*WHAT TO WORK ON*
Pick out each line of the records in which the word "이용하여" appears.

■ ■ ■ ■

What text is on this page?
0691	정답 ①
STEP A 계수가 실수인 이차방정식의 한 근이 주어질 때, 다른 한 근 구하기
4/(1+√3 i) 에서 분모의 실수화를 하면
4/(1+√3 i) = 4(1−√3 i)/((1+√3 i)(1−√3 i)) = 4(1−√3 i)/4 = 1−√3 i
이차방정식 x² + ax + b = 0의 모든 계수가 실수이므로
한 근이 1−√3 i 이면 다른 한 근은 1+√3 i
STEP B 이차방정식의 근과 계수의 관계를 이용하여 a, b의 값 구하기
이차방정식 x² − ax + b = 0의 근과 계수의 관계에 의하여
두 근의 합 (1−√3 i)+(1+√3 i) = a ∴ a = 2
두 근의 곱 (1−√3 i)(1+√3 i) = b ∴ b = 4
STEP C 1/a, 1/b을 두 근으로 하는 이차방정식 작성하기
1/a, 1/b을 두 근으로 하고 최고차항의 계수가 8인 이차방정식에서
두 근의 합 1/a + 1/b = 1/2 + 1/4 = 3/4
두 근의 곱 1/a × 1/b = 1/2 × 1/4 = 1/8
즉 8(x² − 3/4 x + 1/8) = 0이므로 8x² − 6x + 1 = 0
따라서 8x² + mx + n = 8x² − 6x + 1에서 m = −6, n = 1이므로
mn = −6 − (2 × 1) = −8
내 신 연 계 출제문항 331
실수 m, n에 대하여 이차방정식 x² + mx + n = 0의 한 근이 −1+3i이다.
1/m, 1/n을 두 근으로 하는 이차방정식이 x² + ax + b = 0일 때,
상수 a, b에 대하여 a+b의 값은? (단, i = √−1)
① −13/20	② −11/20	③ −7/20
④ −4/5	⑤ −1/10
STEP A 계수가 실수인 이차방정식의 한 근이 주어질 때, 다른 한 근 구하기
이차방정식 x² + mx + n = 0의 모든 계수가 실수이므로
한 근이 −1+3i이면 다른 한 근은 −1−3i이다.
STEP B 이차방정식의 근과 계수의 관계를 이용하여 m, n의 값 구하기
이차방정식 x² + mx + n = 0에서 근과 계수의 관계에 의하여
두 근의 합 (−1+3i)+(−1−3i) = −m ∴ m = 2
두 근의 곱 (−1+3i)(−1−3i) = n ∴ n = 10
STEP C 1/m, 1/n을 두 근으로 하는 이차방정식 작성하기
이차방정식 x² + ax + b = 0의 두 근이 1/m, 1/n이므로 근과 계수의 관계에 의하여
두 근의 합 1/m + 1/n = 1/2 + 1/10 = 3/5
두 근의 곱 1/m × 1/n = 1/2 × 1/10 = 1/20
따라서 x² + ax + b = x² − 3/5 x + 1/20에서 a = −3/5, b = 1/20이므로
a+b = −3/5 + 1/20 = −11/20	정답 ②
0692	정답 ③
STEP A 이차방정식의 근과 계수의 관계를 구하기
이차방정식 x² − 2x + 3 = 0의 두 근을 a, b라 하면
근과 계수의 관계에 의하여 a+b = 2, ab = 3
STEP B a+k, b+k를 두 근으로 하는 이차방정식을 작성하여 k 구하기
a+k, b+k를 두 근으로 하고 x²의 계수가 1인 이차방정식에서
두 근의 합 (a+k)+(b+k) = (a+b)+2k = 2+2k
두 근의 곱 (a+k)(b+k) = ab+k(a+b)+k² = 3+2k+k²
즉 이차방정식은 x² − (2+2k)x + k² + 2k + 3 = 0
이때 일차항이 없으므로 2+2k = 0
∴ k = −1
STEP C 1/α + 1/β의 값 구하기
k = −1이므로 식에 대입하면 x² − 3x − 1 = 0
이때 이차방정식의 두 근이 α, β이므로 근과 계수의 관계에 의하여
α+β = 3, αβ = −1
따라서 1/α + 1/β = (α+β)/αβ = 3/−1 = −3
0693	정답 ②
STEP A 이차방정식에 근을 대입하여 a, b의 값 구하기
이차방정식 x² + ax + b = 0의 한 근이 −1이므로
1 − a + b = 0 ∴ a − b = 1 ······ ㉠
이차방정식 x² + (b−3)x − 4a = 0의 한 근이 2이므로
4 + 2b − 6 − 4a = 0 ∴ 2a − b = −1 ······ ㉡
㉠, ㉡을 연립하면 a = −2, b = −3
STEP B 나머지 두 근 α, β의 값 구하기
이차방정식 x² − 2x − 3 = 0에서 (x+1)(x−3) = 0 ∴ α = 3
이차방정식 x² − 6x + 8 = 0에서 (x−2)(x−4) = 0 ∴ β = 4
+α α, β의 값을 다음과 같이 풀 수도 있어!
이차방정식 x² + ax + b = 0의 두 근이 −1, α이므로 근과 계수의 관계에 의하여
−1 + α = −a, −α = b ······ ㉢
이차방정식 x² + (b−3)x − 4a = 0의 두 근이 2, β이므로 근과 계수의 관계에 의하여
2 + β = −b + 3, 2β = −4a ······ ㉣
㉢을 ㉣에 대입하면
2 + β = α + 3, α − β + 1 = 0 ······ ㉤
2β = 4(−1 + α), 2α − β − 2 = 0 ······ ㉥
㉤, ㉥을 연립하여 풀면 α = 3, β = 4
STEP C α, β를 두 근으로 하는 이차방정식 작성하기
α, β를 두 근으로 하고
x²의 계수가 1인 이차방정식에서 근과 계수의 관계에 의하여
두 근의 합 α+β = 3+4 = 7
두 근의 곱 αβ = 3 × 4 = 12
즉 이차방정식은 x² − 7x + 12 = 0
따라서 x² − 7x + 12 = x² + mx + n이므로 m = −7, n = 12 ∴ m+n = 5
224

■ ■ ■ ■

*ANSWER TO THE PROBLEM*
STEP B 이차방정식의 근과 계수의 관계를 이용하여 a, b의 값 구하기
STEP B 이차방정식의 근과 계수의 관계를 이용하여 m, n의 값 구하기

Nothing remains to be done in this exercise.